_What needs to be done_: Copy out each line exactly; pictures stay out of the copy.

□ □ □

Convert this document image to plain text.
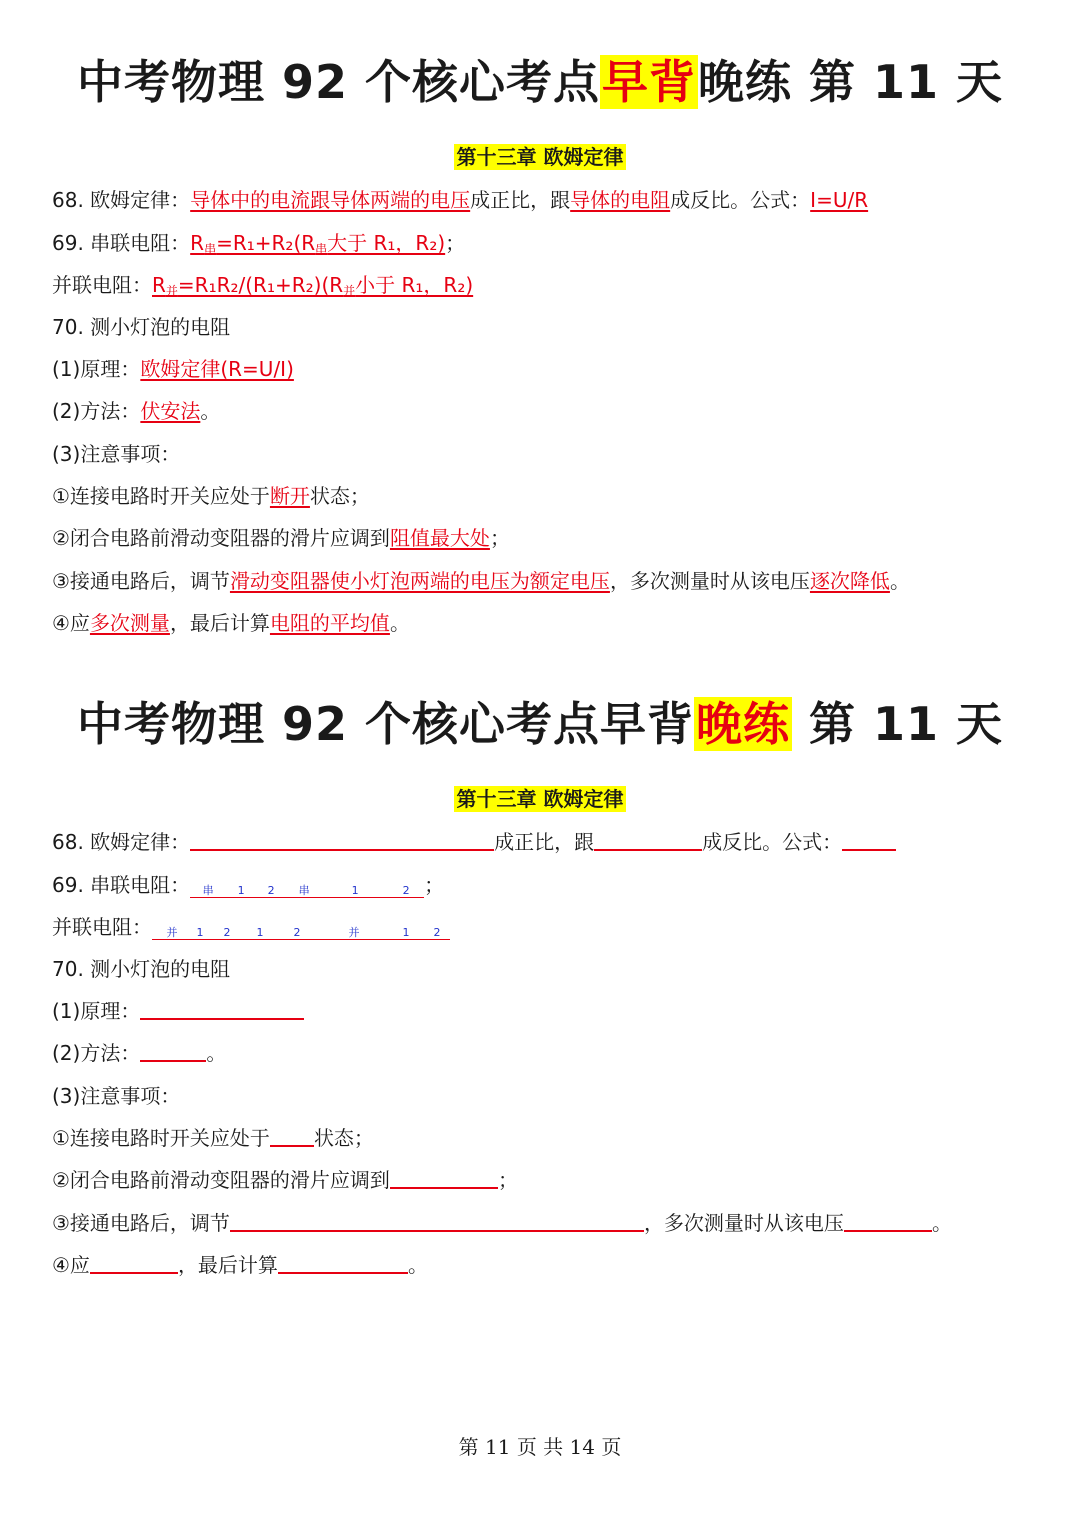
中考物理 92 个核心考点早背晚练 第 11 天
第十三章 欧姆定律
68. 欧姆定律：导体中的电流跟导体两端的电压成正比，跟导体的电阻成反比。公式：I=U/R
69. 串联电阻：$R_串=R_1+R_2(R_串$大于 R₁，R₂)；
并联电阻：$R_并=R_1R_2/(R_1+R_2)(R_并$小于 R₁，R₂)
70. 测小灯泡的电阻
(1)原理：欧姆定律(R=U/I)
(2)方法：伏安法。
(3)注意事项：
①连接电路时开关应处于断开状态；
②闭合电路前滑动变阻器的滑片应调到阻值最大处；
③接通电路后，调节滑动变阻器使小灯泡两端的电压为额定电压，多次测量时从该电压逐次降低。
④应多次测量，最后计算电阻的平均值。
中考物理 92 个核心考点早背晚练 第 11 天
第十三章 欧姆定律
68. 欧姆定律：	成正比，跟	成反比。公式：
69. 串联电阻： 串 1 2 串	1	2 ；
并联电阻： 并 1 2 1	2	并	1 2
70. 测小灯泡的电阻
(1)原理：
(2)方法：	。
(3)注意事项：
①连接电路时开关应处于 状态；
②闭合电路前滑动变阻器的滑片应调到	；
③接通电路后，调节	，多次测量时从该电压	。
④应	，最后计算	。
第 11 页 共 14 页
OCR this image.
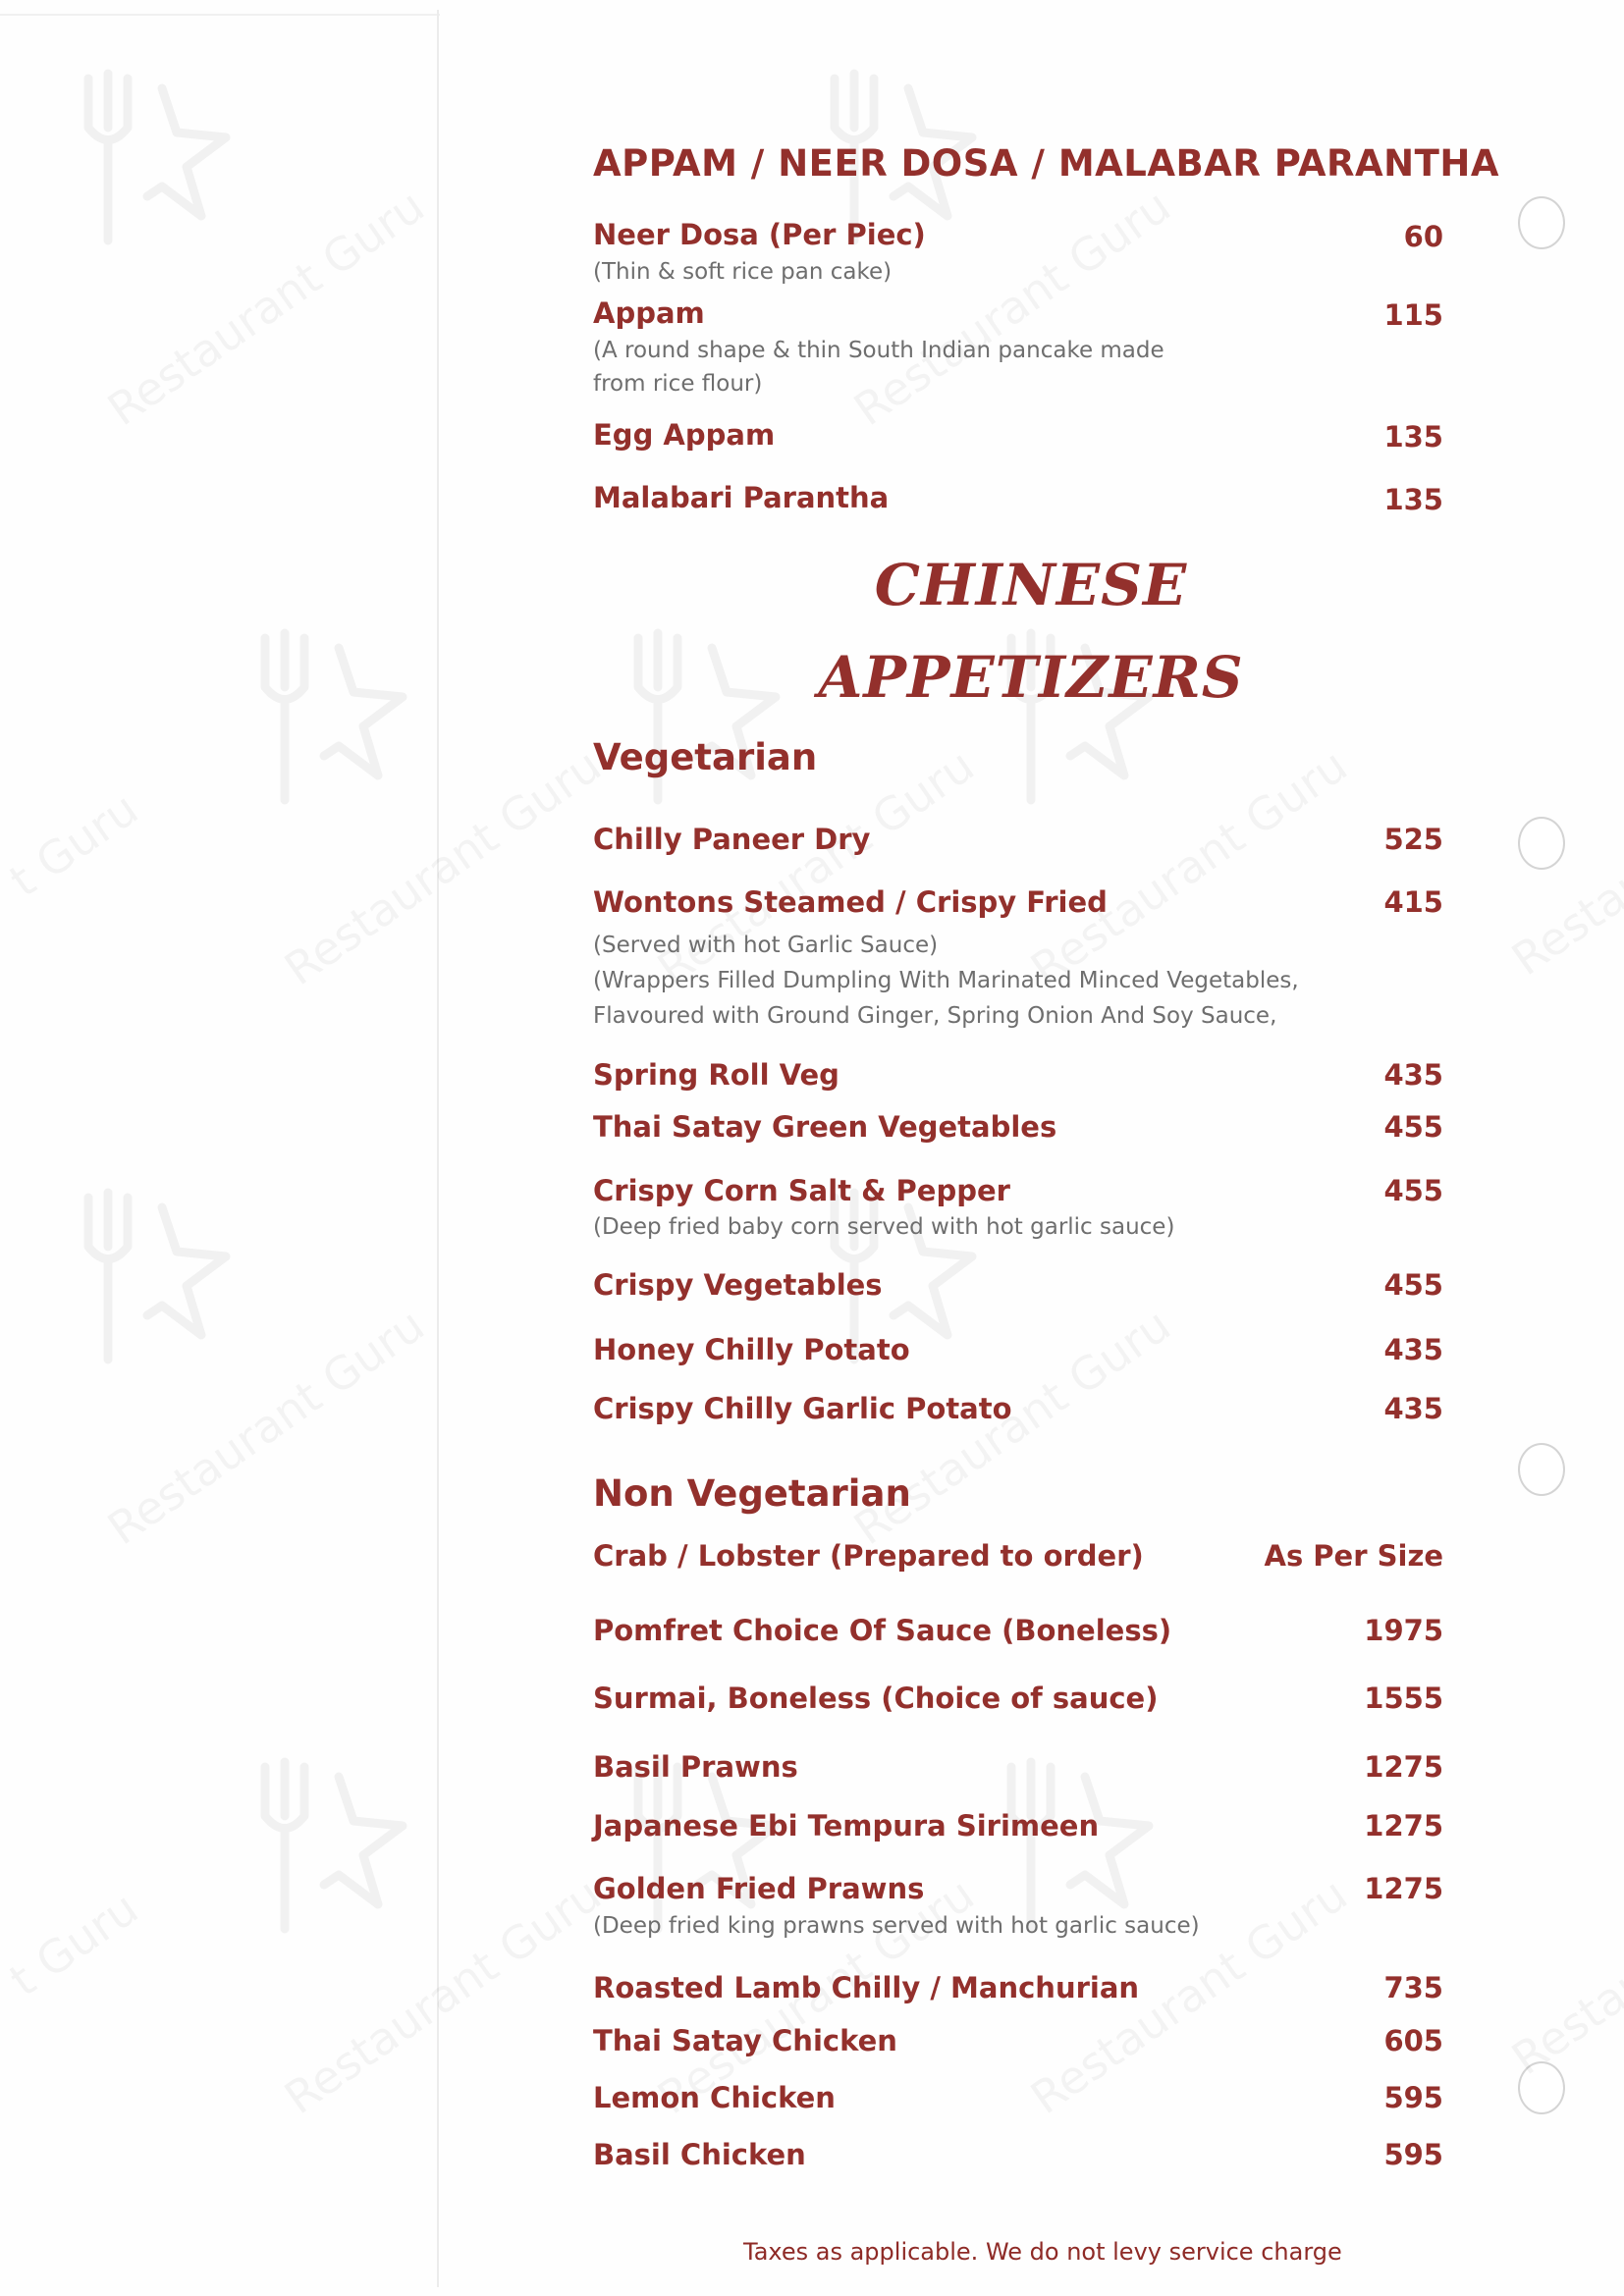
APPAM / NEER DOSA / MALABAR PARANTHA
Neer Dosa (Per Piec)	60
(Thin & soft rice pan cake)
Appam	115
(A round shape & thin South Indian pancake made
from rice flour)
Egg Appam	135
Malabari Parantha	135
CHINESE
APPETIZERS
Vegetarian
Chilly Paneer Dry	525
Wontons Steamed / Crispy Fried	415
(Served with hot Garlic Sauce)
(Wrappers Filled Dumpling With Marinated Minced Vegetables,
Flavoured with Ground Ginger, Spring Onion And Soy Sauce,
Spring Roll Veg	435
Thai Satay Green Vegetables	455
Crispy Corn Salt & Pepper	455
(Deep fried baby corn served with hot garlic sauce)
Crispy Vegetables	455
Honey Chilly Potato	435
Crispy Chilly Garlic Potato	435
Non Vegetarian
Crab / Lobster (Prepared to order)	As Per Size
Pomfret Choice Of Sauce (Boneless)	1975
Surmai, Boneless (Choice of sauce)	1555
Basil Prawns	1275
Japanese Ebi Tempura Sirimeen	1275
Golden Fried Prawns	1275
(Deep fried king prawns served with hot garlic sauce)
Roasted Lamb Chilly / Manchurian	735
Thai Satay Chicken	605
Lemon Chicken	595
Basil Chicken	595
Taxes as applicable. We do not levy service charge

□ □ □

_Exercise answer_:
Convert this document image to plain text.
中考物理 92 个核心考点早背晚练 第 11 天
第十三章 欧姆定律
68. 欧姆定律：导体中的电流跟导体两端的电压成正比，跟导体的电阻成反比。公式：I=U/R
69. 串联电阻：$R_串=R_1+R_2(R_串$大于 R₁，R₂)；
并联电阻：$R_并=R_1R_2/(R_1+R_2)(R_并$小于 R₁，R₂)
70. 测小灯泡的电阻
(1)原理：欧姆定律(R=U/I)
(2)方法：伏安法。
(3)注意事项：
①连接电路时开关应处于断开状态；
②闭合电路前滑动变阻器的滑片应调到阻值最大处；
③接通电路后，调节滑动变阻器使小灯泡两端的电压为额定电压，多次测量时从该电压逐次降低。
④应多次测量，最后计算电阻的平均值。
中考物理 92 个核心考点早背晚练 第 11 天
第十三章 欧姆定律
68. 欧姆定律：	成正比，跟	成反比。公式：
69. 串联电阻： 串 1 2 串	1	2 ；
并联电阻： 并 1 2 1	2	并	1 2
70. 测小灯泡的电阻
(1)原理：
(2)方法：	。
(3)注意事项：
①连接电路时开关应处于 状态；
②闭合电路前滑动变阻器的滑片应调到	；
③接通电路后，调节	，多次测量时从该电压	。
④应	，最后计算	。
第 11 页 共 14 页
OCR this image.
APPAM / NEER DOSA / MALABAR PARANTHA
Neer Dosa (Per Piec)	60
(Thin & soft rice pan cake)
Appam	115
(A round shape & thin South Indian pancake made
from rice flour)
Egg Appam	135
Malabari Parantha	135
CHINESE
APPETIZERS
Vegetarian
Chilly Paneer Dry	525
Wontons Steamed / Crispy Fried	415
(Served with hot Garlic Sauce)
(Wrappers Filled Dumpling With Marinated Minced Vegetables,
Flavoured with Ground Ginger, Spring Onion And Soy Sauce,
Spring Roll Veg	435
Thai Satay Green Vegetables	455
Crispy Corn Salt & Pepper	455
(Deep fried baby corn served with hot garlic sauce)
Crispy Vegetables	455
Honey Chilly Potato	435
Crispy Chilly Garlic Potato	435
Non Vegetarian
Crab / Lobster (Prepared to order)	As Per Size
Pomfret Choice Of Sauce (Boneless)	1975
Surmai, Boneless (Choice of sauce)	1555
Basil Prawns	1275
Japanese Ebi Tempura Sirimeen	1275
Golden Fried Prawns	1275
(Deep fried king prawns served with hot garlic sauce)
Roasted Lamb Chilly / Manchurian	735
Thai Satay Chicken	605
Lemon Chicken	595
Basil Chicken	595
Taxes as applicable. We do not levy service charge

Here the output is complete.